# [EXERCISE GOAL]
Write out all of the entries that follow, word for word, but skip the pictures.

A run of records
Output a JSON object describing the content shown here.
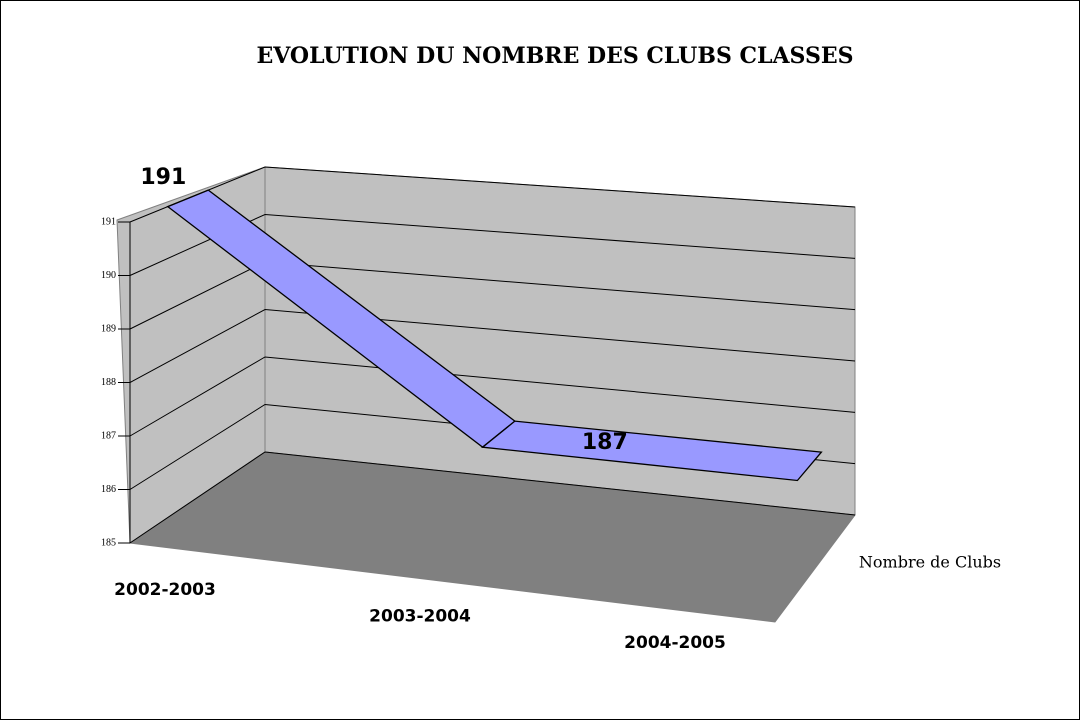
{
  "chart_data": {
    "type": "line3d",
    "title": "EVOLUTION DU NOMBRE DES CLUBS CLASSES",
    "categories": [
      "2002-2003",
      "2003-2004",
      "2004-2005"
    ],
    "series": [
      {
        "name": "Nombre de Clubs",
        "color": "#9999ff",
        "values": [
          191,
          187,
          187
        ]
      }
    ],
    "value_labels": [
      "191",
      "187",
      null
    ],
    "ylim": [
      185,
      191
    ],
    "yticks": [
      185,
      186,
      187,
      188,
      189,
      190,
      191
    ],
    "grid": true
  }
}
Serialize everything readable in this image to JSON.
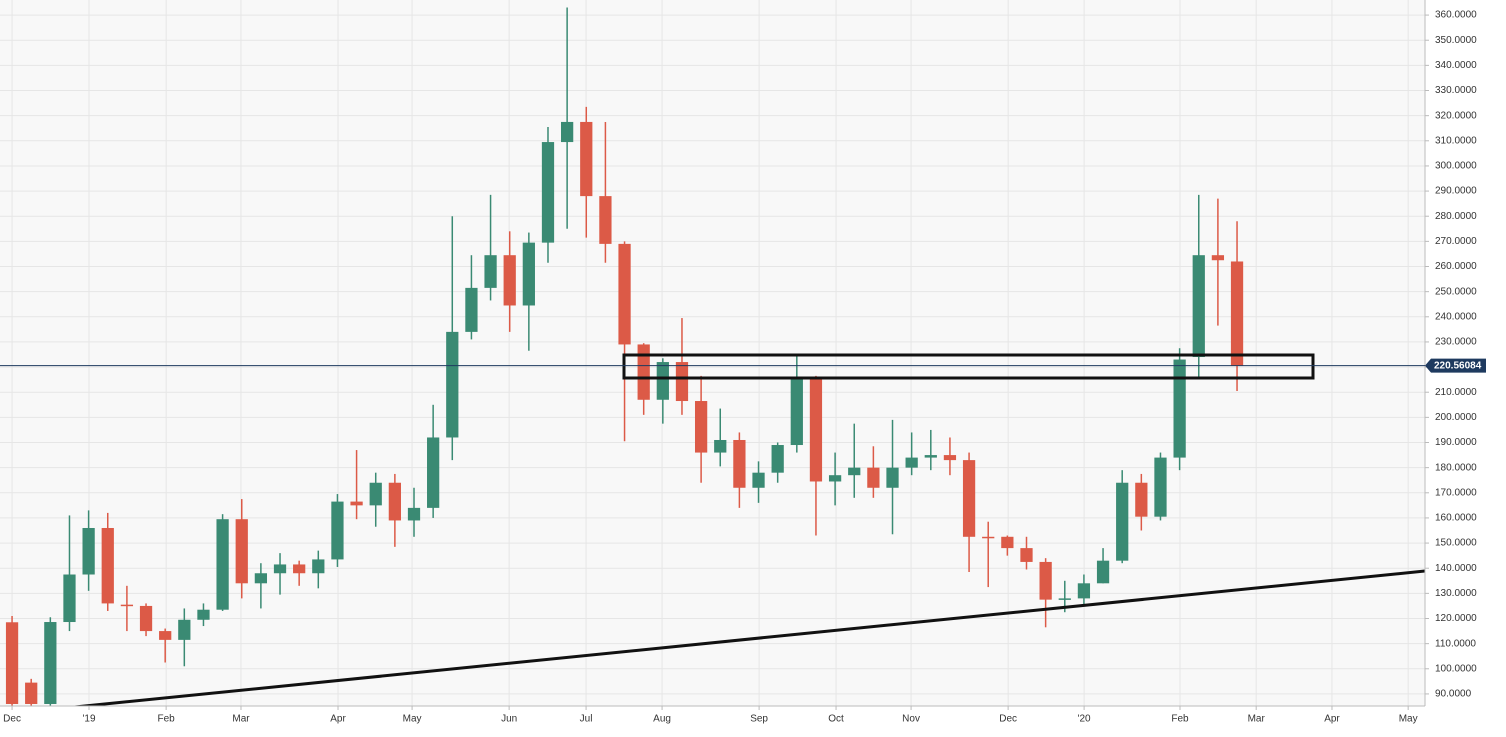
{
  "chart_data": {
    "type": "candlestick",
    "categories": [
      null,
      null,
      null,
      null,
      null,
      null,
      null,
      null,
      null,
      null,
      null,
      null,
      null,
      null,
      null,
      null,
      null,
      null,
      null,
      null,
      null,
      null,
      null,
      null,
      null,
      null,
      null,
      null,
      null,
      null,
      null,
      null,
      null,
      null,
      null,
      null,
      null,
      null,
      null,
      null,
      null,
      null,
      null,
      null,
      null,
      null,
      null,
      null,
      null,
      null,
      null,
      null,
      null,
      null,
      null,
      null,
      null,
      null,
      null,
      null,
      null,
      null,
      null,
      null,
      null
    ],
    "open": [
      118.5,
      94.5,
      86,
      118.6,
      137.5,
      156,
      125.5,
      125,
      115,
      111.5,
      119.5,
      123.5,
      159.5,
      134,
      138,
      141.5,
      138,
      143.5,
      166.5,
      165,
      174,
      159,
      164,
      192,
      234,
      251.5,
      264.5,
      244.5,
      269.5,
      309.5,
      317.5,
      288,
      269,
      229,
      207,
      222,
      206.5,
      186,
      191,
      172,
      178,
      189,
      215.5,
      174.5,
      177,
      180,
      172,
      180,
      184,
      185,
      183,
      152.5,
      152.5,
      148,
      142.5,
      127.5,
      128,
      134,
      143,
      174,
      160.5,
      184,
      224,
      264.5,
      262
    ],
    "high": [
      121,
      96,
      120.5,
      161,
      163,
      162,
      133,
      126,
      116,
      124,
      126,
      161.5,
      167.5,
      142,
      146,
      143,
      147,
      169.5,
      187,
      178,
      177.5,
      172,
      205,
      280,
      264.5,
      288.5,
      274,
      273.5,
      315.5,
      363,
      323.5,
      317.5,
      270,
      229.5,
      223.5,
      239.5,
      216.5,
      203.5,
      194,
      182.5,
      190,
      225,
      216.5,
      186,
      197.5,
      188.5,
      199,
      194,
      195,
      192,
      186,
      158.5,
      153,
      152.5,
      144,
      135,
      137.5,
      148,
      179,
      177.5,
      186,
      227.5,
      288.5,
      287,
      278
    ],
    "low": [
      84,
      84,
      84,
      115,
      131,
      123,
      115,
      113,
      102.5,
      101,
      117,
      123,
      128,
      124,
      129.5,
      133,
      132,
      140.5,
      159.5,
      156.5,
      148.5,
      152.5,
      160,
      183,
      231,
      246.5,
      234,
      226.5,
      261.5,
      275,
      271.5,
      261.5,
      190.5,
      201,
      197.5,
      201,
      174,
      180.5,
      164,
      166,
      174,
      186,
      153,
      165,
      168,
      168,
      153.5,
      177,
      179,
      177,
      138.5,
      132.5,
      145,
      139.5,
      116.5,
      122.5,
      125,
      134,
      142,
      155,
      159,
      179,
      215.5,
      236.5,
      210.5
    ],
    "close": [
      86,
      86,
      118.6,
      137.5,
      156,
      126,
      125,
      115,
      111.5,
      119.5,
      123.5,
      159.5,
      134,
      138,
      141.5,
      138,
      143.5,
      166.5,
      165,
      174,
      159,
      164,
      192,
      234,
      251.5,
      264.5,
      244.5,
      269.5,
      309.5,
      317.5,
      288,
      269,
      229,
      207,
      222,
      206.5,
      186,
      191,
      172,
      178,
      189,
      215.5,
      174.5,
      177,
      180,
      172,
      180,
      184,
      185,
      183,
      152.5,
      152,
      148,
      142.5,
      127.5,
      128,
      134,
      143,
      174,
      160.5,
      184,
      223,
      264.5,
      262.5,
      220.56
    ],
    "up_color": "#3a8a73",
    "down_color": "#dc5a47",
    "last_price": 220.56084,
    "xlim": [
      -0.63,
      73.82
    ],
    "xticks": [
      {
        "value": 0,
        "label": "Dec"
      },
      {
        "value": 4.02,
        "label": "'19"
      },
      {
        "value": 8.05,
        "label": "Feb"
      },
      {
        "value": 11.96,
        "label": "Mar"
      },
      {
        "value": 17.03,
        "label": "Apr"
      },
      {
        "value": 20.9,
        "label": "May"
      },
      {
        "value": 25.97,
        "label": "Jun"
      },
      {
        "value": 29.99,
        "label": "Jul"
      },
      {
        "value": 33.96,
        "label": "Aug"
      },
      {
        "value": 39.03,
        "label": "Sep"
      },
      {
        "value": 43.05,
        "label": "Oct"
      },
      {
        "value": 46.97,
        "label": "Nov"
      },
      {
        "value": 52.04,
        "label": "Dec"
      },
      {
        "value": 56.01,
        "label": "'20"
      },
      {
        "value": 61.02,
        "label": "Feb"
      },
      {
        "value": 65,
        "label": "Mar"
      },
      {
        "value": 68.96,
        "label": "Apr"
      },
      {
        "value": 72.94,
        "label": "May"
      }
    ],
    "ylim": [
      85.2,
      366
    ],
    "yticks": [
      {
        "value": 90,
        "label": "90.0000"
      },
      {
        "value": 100,
        "label": "100.0000"
      },
      {
        "value": 110,
        "label": "110.0000"
      },
      {
        "value": 120,
        "label": "120.0000"
      },
      {
        "value": 130,
        "label": "130.0000"
      },
      {
        "value": 140,
        "label": "140.0000"
      },
      {
        "value": 150,
        "label": "150.0000"
      },
      {
        "value": 160,
        "label": "160.0000"
      },
      {
        "value": 170,
        "label": "170.0000"
      },
      {
        "value": 180,
        "label": "180.0000"
      },
      {
        "value": 190,
        "label": "190.0000"
      },
      {
        "value": 200,
        "label": "200.0000"
      },
      {
        "value": 210,
        "label": "210.0000"
      },
      {
        "value": 220,
        "label": "220.0000"
      },
      {
        "value": 230,
        "label": "230.0000"
      },
      {
        "value": 240,
        "label": "240.0000"
      },
      {
        "value": 250,
        "label": "250.0000"
      },
      {
        "value": 260,
        "label": "260.0000"
      },
      {
        "value": 270,
        "label": "270.0000"
      },
      {
        "value": 280,
        "label": "280.0000"
      },
      {
        "value": 290,
        "label": "290.0000"
      },
      {
        "value": 300,
        "label": "300.0000"
      },
      {
        "value": 310,
        "label": "310.0000"
      },
      {
        "value": 320,
        "label": "320.0000"
      },
      {
        "value": 330,
        "label": "330.0000"
      },
      {
        "value": 340,
        "label": "340.0000"
      },
      {
        "value": 350,
        "label": "350.0000"
      },
      {
        "value": 360,
        "label": "360.0000"
      }
    ],
    "grid": true
  }
}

# [RESPONSE]
Output a JSON object describing the content shown here.
{
  "chart_data": {
    "type": "line3d",
    "title": "EVOLUTION DU NOMBRE DES CLUBS CLASSES",
    "categories": [
      "2002-2003",
      "2003-2004",
      "2004-2005"
    ],
    "series": [
      {
        "name": "Nombre de Clubs",
        "color": "#9999ff",
        "values": [
          191,
          187,
          187
        ]
      }
    ],
    "value_labels": [
      "191",
      "187",
      null
    ],
    "ylim": [
      185,
      191
    ],
    "yticks": [
      185,
      186,
      187,
      188,
      189,
      190,
      191
    ],
    "grid": true
  }
}
Serialize everything readable in this image to JSON.
{
  "chart_data": {
    "type": "candlestick",
    "categories": [
      null,
      null,
      null,
      null,
      null,
      null,
      null,
      null,
      null,
      null,
      null,
      null,
      null,
      null,
      null,
      null,
      null,
      null,
      null,
      null,
      null,
      null,
      null,
      null,
      null,
      null,
      null,
      null,
      null,
      null,
      null,
      null,
      null,
      null,
      null,
      null,
      null,
      null,
      null,
      null,
      null,
      null,
      null,
      null,
      null,
      null,
      null,
      null,
      null,
      null,
      null,
      null,
      null,
      null,
      null,
      null,
      null,
      null,
      null,
      null,
      null,
      null,
      null,
      null,
      null
    ],
    "open": [
      118.5,
      94.5,
      86,
      118.6,
      137.5,
      156,
      125.5,
      125,
      115,
      111.5,
      119.5,
      123.5,
      159.5,
      134,
      138,
      141.5,
      138,
      143.5,
      166.5,
      165,
      174,
      159,
      164,
      192,
      234,
      251.5,
      264.5,
      244.5,
      269.5,
      309.5,
      317.5,
      288,
      269,
      229,
      207,
      222,
      206.5,
      186,
      191,
      172,
      178,
      189,
      215.5,
      174.5,
      177,
      180,
      172,
      180,
      184,
      185,
      183,
      152.5,
      152.5,
      148,
      142.5,
      127.5,
      128,
      134,
      143,
      174,
      160.5,
      184,
      224,
      264.5,
      262
    ],
    "high": [
      121,
      96,
      120.5,
      161,
      163,
      162,
      133,
      126,
      116,
      124,
      126,
      161.5,
      167.5,
      142,
      146,
      143,
      147,
      169.5,
      187,
      178,
      177.5,
      172,
      205,
      280,
      264.5,
      288.5,
      274,
      273.5,
      315.5,
      363,
      323.5,
      317.5,
      270,
      229.5,
      223.5,
      239.5,
      216.5,
      203.5,
      194,
      182.5,
      190,
      225,
      216.5,
      186,
      197.5,
      188.5,
      199,
      194,
      195,
      192,
      186,
      158.5,
      153,
      152.5,
      144,
      135,
      137.5,
      148,
      179,
      177.5,
      186,
      227.5,
      288.5,
      287,
      278
    ],
    "low": [
      84,
      84,
      84,
      115,
      131,
      123,
      115,
      113,
      102.5,
      101,
      117,
      123,
      128,
      124,
      129.5,
      133,
      132,
      140.5,
      159.5,
      156.5,
      148.5,
      152.5,
      160,
      183,
      231,
      246.5,
      234,
      226.5,
      261.5,
      275,
      271.5,
      261.5,
      190.5,
      201,
      197.5,
      201,
      174,
      180.5,
      164,
      166,
      174,
      186,
      153,
      165,
      168,
      168,
      153.5,
      177,
      179,
      177,
      138.5,
      132.5,
      145,
      139.5,
      116.5,
      122.5,
      125,
      134,
      142,
      155,
      159,
      179,
      215.5,
      236.5,
      210.5
    ],
    "close": [
      86,
      86,
      118.6,
      137.5,
      156,
      126,
      125,
      115,
      111.5,
      119.5,
      123.5,
      159.5,
      134,
      138,
      141.5,
      138,
      143.5,
      166.5,
      165,
      174,
      159,
      164,
      192,
      234,
      251.5,
      264.5,
      244.5,
      269.5,
      309.5,
      317.5,
      288,
      269,
      229,
      207,
      222,
      206.5,
      186,
      191,
      172,
      178,
      189,
      215.5,
      174.5,
      177,
      180,
      172,
      180,
      184,
      185,
      183,
      152.5,
      152,
      148,
      142.5,
      127.5,
      128,
      134,
      143,
      174,
      160.5,
      184,
      223,
      264.5,
      262.5,
      220.56
    ],
    "up_color": "#3a8a73",
    "down_color": "#dc5a47",
    "last_price": 220.56084,
    "xlim": [
      -0.63,
      73.82
    ],
    "xticks": [
      {
        "value": 0,
        "label": "Dec"
      },
      {
        "value": 4.02,
        "label": "'19"
      },
      {
        "value": 8.05,
        "label": "Feb"
      },
      {
        "value": 11.96,
        "label": "Mar"
      },
      {
        "value": 17.03,
        "label": "Apr"
      },
      {
        "value": 20.9,
        "label": "May"
      },
      {
        "value": 25.97,
        "label": "Jun"
      },
      {
        "value": 29.99,
        "label": "Jul"
      },
      {
        "value": 33.96,
        "label": "Aug"
      },
      {
        "value": 39.03,
        "label": "Sep"
      },
      {
        "value": 43.05,
        "label": "Oct"
      },
      {
        "value": 46.97,
        "label": "Nov"
      },
      {
        "value": 52.04,
        "label": "Dec"
      },
      {
        "value": 56.01,
        "label": "'20"
      },
      {
        "value": 61.02,
        "label": "Feb"
      },
      {
        "value": 65,
        "label": "Mar"
      },
      {
        "value": 68.96,
        "label": "Apr"
      },
      {
        "value": 72.94,
        "label": "May"
      }
    ],
    "ylim": [
      85.2,
      366
    ],
    "yticks": [
      {
        "value": 90,
        "label": "90.0000"
      },
      {
        "value": 100,
        "label": "100.0000"
      },
      {
        "value": 110,
        "label": "110.0000"
      },
      {
        "value": 120,
        "label": "120.0000"
      },
      {
        "value": 130,
        "label": "130.0000"
      },
      {
        "value": 140,
        "label": "140.0000"
      },
      {
        "value": 150,
        "label": "150.0000"
      },
      {
        "value": 160,
        "label": "160.0000"
      },
      {
        "value": 170,
        "label": "170.0000"
      },
      {
        "value": 180,
        "label": "180.0000"
      },
      {
        "value": 190,
        "label": "190.0000"
      },
      {
        "value": 200,
        "label": "200.0000"
      },
      {
        "value": 210,
        "label": "210.0000"
      },
      {
        "value": 220,
        "label": "220.0000"
      },
      {
        "value": 230,
        "label": "230.0000"
      },
      {
        "value": 240,
        "label": "240.0000"
      },
      {
        "value": 250,
        "label": "250.0000"
      },
      {
        "value": 260,
        "label": "260.0000"
      },
      {
        "value": 270,
        "label": "270.0000"
      },
      {
        "value": 280,
        "label": "280.0000"
      },
      {
        "value": 290,
        "label": "290.0000"
      },
      {
        "value": 300,
        "label": "300.0000"
      },
      {
        "value": 310,
        "label": "310.0000"
      },
      {
        "value": 320,
        "label": "320.0000"
      },
      {
        "value": 330,
        "label": "330.0000"
      },
      {
        "value": 340,
        "label": "340.0000"
      },
      {
        "value": 350,
        "label": "350.0000"
      },
      {
        "value": 360,
        "label": "360.0000"
      }
    ],
    "grid": true
  }
}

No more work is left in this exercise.